_Challenge:_ Every record must be repeated exactly, with no omission.

_Extracted material:_
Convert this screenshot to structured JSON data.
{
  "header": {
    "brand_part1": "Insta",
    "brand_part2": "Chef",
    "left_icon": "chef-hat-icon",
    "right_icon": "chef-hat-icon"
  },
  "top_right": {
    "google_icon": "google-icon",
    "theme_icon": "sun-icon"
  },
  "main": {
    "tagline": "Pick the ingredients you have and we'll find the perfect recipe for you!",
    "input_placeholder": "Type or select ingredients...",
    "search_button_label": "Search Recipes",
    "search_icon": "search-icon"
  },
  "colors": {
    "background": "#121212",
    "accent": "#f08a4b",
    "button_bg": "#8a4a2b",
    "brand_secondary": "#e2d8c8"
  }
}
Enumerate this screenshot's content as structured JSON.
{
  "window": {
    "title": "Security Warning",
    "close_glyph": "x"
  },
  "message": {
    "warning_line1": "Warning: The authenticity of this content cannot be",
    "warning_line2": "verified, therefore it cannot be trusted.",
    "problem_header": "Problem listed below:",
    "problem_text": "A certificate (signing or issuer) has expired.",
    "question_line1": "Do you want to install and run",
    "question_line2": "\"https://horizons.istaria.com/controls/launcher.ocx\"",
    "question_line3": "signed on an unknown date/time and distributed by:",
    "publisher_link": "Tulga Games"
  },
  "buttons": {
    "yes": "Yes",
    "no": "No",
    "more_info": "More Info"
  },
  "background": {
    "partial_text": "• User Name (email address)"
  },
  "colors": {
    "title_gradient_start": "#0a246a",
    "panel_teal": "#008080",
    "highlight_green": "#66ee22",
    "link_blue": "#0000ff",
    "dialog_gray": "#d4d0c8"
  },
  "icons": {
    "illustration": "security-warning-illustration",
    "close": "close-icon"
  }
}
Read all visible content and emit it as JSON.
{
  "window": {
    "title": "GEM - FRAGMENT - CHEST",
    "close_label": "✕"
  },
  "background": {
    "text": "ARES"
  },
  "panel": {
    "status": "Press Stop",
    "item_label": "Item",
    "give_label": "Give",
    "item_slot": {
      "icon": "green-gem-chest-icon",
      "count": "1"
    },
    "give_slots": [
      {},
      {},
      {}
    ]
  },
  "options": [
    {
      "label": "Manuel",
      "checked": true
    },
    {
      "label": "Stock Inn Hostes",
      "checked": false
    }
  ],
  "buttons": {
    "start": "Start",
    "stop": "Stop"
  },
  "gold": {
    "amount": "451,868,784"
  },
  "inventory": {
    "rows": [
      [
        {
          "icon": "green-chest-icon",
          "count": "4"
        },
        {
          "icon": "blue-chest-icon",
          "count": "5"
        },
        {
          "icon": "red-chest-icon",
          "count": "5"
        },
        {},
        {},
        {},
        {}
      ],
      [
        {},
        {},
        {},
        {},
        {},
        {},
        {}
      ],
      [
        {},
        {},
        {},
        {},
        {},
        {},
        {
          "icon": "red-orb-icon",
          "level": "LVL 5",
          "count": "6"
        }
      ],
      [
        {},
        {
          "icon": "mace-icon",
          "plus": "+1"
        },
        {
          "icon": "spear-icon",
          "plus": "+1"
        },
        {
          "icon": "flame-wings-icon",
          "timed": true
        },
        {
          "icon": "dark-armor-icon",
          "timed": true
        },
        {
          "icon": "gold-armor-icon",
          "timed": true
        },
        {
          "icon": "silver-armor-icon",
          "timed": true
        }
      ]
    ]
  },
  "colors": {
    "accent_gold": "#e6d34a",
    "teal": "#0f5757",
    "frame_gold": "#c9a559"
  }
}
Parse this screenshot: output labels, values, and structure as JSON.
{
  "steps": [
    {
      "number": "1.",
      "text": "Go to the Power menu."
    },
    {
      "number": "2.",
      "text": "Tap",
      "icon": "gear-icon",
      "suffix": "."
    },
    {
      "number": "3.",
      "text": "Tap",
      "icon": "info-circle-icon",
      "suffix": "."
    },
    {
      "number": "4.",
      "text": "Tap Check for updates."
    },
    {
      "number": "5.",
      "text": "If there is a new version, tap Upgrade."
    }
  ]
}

_Output:_
Convert this screenshot to structured JSON data.
{
  "header": {
    "brand_part1": "Insta",
    "brand_part2": "Chef",
    "left_icon": "chef-hat-icon",
    "right_icon": "chef-hat-icon"
  },
  "top_right": {
    "google_icon": "google-icon",
    "theme_icon": "sun-icon"
  },
  "main": {
    "tagline": "Pick the ingredients you have and we'll find the perfect recipe for you!",
    "input_placeholder": "Type or select ingredients...",
    "search_button_label": "Search Recipes",
    "search_icon": "search-icon"
  },
  "colors": {
    "background": "#121212",
    "accent": "#f08a4b",
    "button_bg": "#8a4a2b",
    "brand_secondary": "#e2d8c8"
  }
}
Enumerate this screenshot's content as structured JSON.
{
  "window": {
    "title": "Security Warning",
    "close_glyph": "x"
  },
  "message": {
    "warning_line1": "Warning: The authenticity of this content cannot be",
    "warning_line2": "verified, therefore it cannot be trusted.",
    "problem_header": "Problem listed below:",
    "problem_text": "A certificate (signing or issuer) has expired.",
    "question_line1": "Do you want to install and run",
    "question_line2": "\"https://horizons.istaria.com/controls/launcher.ocx\"",
    "question_line3": "signed on an unknown date/time and distributed by:",
    "publisher_link": "Tulga Games"
  },
  "buttons": {
    "yes": "Yes",
    "no": "No",
    "more_info": "More Info"
  },
  "background": {
    "partial_text": "• User Name (email address)"
  },
  "colors": {
    "title_gradient_start": "#0a246a",
    "panel_teal": "#008080",
    "highlight_green": "#66ee22",
    "link_blue": "#0000ff",
    "dialog_gray": "#d4d0c8"
  },
  "icons": {
    "illustration": "security-warning-illustration",
    "close": "close-icon"
  }
}
Read all visible content and emit it as JSON.
{
  "window": {
    "title": "GEM - FRAGMENT - CHEST",
    "close_label": "✕"
  },
  "background": {
    "text": "ARES"
  },
  "panel": {
    "status": "Press Stop",
    "item_label": "Item",
    "give_label": "Give",
    "item_slot": {
      "icon": "green-gem-chest-icon",
      "count": "1"
    },
    "give_slots": [
      {},
      {},
      {}
    ]
  },
  "options": [
    {
      "label": "Manuel",
      "checked": true
    },
    {
      "label": "Stock Inn Hostes",
      "checked": false
    }
  ],
  "buttons": {
    "start": "Start",
    "stop": "Stop"
  },
  "gold": {
    "amount": "451,868,784"
  },
  "inventory": {
    "rows": [
      [
        {
          "icon": "green-chest-icon",
          "count": "4"
        },
        {
          "icon": "blue-chest-icon",
          "count": "5"
        },
        {
          "icon": "red-chest-icon",
          "count": "5"
        },
        {},
        {},
        {},
        {}
      ],
      [
        {},
        {},
        {},
        {},
        {},
        {},
        {}
      ],
      [
        {},
        {},
        {},
        {},
        {},
        {},
        {
          "icon": "red-orb-icon",
          "level": "LVL 5",
          "count": "6"
        }
      ],
      [
        {},
        {
          "icon": "mace-icon",
          "plus": "+1"
        },
        {
          "icon": "spear-icon",
          "plus": "+1"
        },
        {
          "icon": "flame-wings-icon",
          "timed": true
        },
        {
          "icon": "dark-armor-icon",
          "timed": true
        },
        {
          "icon": "gold-armor-icon",
          "timed": true
        },
        {
          "icon": "silver-armor-icon",
          "timed": true
        }
      ]
    ]
  },
  "colors": {
    "accent_gold": "#e6d34a",
    "teal": "#0f5757",
    "frame_gold": "#c9a559"
  }
}
Parse this screenshot: output labels, values, and structure as JSON.
{
  "steps": [
    {
      "number": "1.",
      "text": "Go to the Power menu."
    },
    {
      "number": "2.",
      "text": "Tap",
      "icon": "gear-icon",
      "suffix": "."
    },
    {
      "number": "3.",
      "text": "Tap",
      "icon": "info-circle-icon",
      "suffix": "."
    },
    {
      "number": "4.",
      "text": "Tap Check for updates."
    },
    {
      "number": "5.",
      "text": "If there is a new version, tap Upgrade."
    }
  ]
}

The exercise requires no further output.